───── Exercise materials

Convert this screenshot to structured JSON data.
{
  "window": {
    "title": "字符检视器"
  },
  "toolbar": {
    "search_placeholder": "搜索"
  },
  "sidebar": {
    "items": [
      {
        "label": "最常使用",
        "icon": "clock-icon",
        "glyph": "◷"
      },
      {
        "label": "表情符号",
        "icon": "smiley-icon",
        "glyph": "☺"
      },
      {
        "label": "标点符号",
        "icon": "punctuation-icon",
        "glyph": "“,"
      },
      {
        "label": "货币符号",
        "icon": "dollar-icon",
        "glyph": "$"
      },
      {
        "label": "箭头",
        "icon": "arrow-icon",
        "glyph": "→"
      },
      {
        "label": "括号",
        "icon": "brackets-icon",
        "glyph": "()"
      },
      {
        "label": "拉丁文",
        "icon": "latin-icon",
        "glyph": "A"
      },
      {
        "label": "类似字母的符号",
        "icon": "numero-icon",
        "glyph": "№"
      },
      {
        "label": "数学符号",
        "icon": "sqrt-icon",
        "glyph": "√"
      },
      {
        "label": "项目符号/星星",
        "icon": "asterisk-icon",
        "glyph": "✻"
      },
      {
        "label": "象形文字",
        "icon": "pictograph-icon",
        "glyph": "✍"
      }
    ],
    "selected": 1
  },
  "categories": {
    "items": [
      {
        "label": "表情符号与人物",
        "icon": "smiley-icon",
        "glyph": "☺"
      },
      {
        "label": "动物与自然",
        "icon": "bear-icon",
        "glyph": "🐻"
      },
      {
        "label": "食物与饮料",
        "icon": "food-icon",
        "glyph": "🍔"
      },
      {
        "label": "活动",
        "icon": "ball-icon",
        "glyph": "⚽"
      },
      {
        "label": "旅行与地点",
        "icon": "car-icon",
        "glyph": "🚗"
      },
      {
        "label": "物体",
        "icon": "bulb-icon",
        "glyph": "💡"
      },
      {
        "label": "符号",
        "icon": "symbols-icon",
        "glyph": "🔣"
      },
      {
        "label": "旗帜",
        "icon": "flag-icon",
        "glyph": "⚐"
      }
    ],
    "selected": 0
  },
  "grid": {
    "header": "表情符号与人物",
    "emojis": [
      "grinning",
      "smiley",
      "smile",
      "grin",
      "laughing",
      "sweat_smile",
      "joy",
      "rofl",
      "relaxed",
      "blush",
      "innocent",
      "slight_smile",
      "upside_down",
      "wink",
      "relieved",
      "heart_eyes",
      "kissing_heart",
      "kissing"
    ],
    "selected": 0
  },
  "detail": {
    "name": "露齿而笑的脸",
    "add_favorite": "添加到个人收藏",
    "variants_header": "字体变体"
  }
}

──────────

Exercise requirements —
Output all preceding records character for character.

Finished exercise —
Convert this screenshot to structured JSON data.
{
  "window": {
    "title": "字符检视器"
  },
  "toolbar": {
    "search_placeholder": "搜索"
  },
  "sidebar": {
    "items": [
      {
        "label": "最常使用",
        "icon": "clock-icon",
        "glyph": "◷"
      },
      {
        "label": "表情符号",
        "icon": "smiley-icon",
        "glyph": "☺"
      },
      {
        "label": "标点符号",
        "icon": "punctuation-icon",
        "glyph": "“,"
      },
      {
        "label": "货币符号",
        "icon": "dollar-icon",
        "glyph": "$"
      },
      {
        "label": "箭头",
        "icon": "arrow-icon",
        "glyph": "→"
      },
      {
        "label": "括号",
        "icon": "brackets-icon",
        "glyph": "()"
      },
      {
        "label": "拉丁文",
        "icon": "latin-icon",
        "glyph": "A"
      },
      {
        "label": "类似字母的符号",
        "icon": "numero-icon",
        "glyph": "№"
      },
      {
        "label": "数学符号",
        "icon": "sqrt-icon",
        "glyph": "√"
      },
      {
        "label": "项目符号/星星",
        "icon": "asterisk-icon",
        "glyph": "✻"
      },
      {
        "label": "象形文字",
        "icon": "pictograph-icon",
        "glyph": "✍"
      }
    ],
    "selected": 1
  },
  "categories": {
    "items": [
      {
        "label": "表情符号与人物",
        "icon": "smiley-icon",
        "glyph": "☺"
      },
      {
        "label": "动物与自然",
        "icon": "bear-icon",
        "glyph": "🐻"
      },
      {
        "label": "食物与饮料",
        "icon": "food-icon",
        "glyph": "🍔"
      },
      {
        "label": "活动",
        "icon": "ball-icon",
        "glyph": "⚽"
      },
      {
        "label": "旅行与地点",
        "icon": "car-icon",
        "glyph": "🚗"
      },
      {
        "label": "物体",
        "icon": "bulb-icon",
        "glyph": "💡"
      },
      {
        "label": "符号",
        "icon": "symbols-icon",
        "glyph": "🔣"
      },
      {
        "label": "旗帜",
        "icon": "flag-icon",
        "glyph": "⚐"
      }
    ],
    "selected": 0
  },
  "grid": {
    "header": "表情符号与人物",
    "emojis": [
      "grinning",
      "smiley",
      "smile",
      "grin",
      "laughing",
      "sweat_smile",
      "joy",
      "rofl",
      "relaxed",
      "blush",
      "innocent",
      "slight_smile",
      "upside_down",
      "wink",
      "relieved",
      "heart_eyes",
      "kissing_heart",
      "kissing"
    ],
    "selected": 0
  },
  "detail": {
    "name": "露齿而笑的脸",
    "add_favorite": "添加到个人收藏",
    "variants_header": "字体变体"
  }
}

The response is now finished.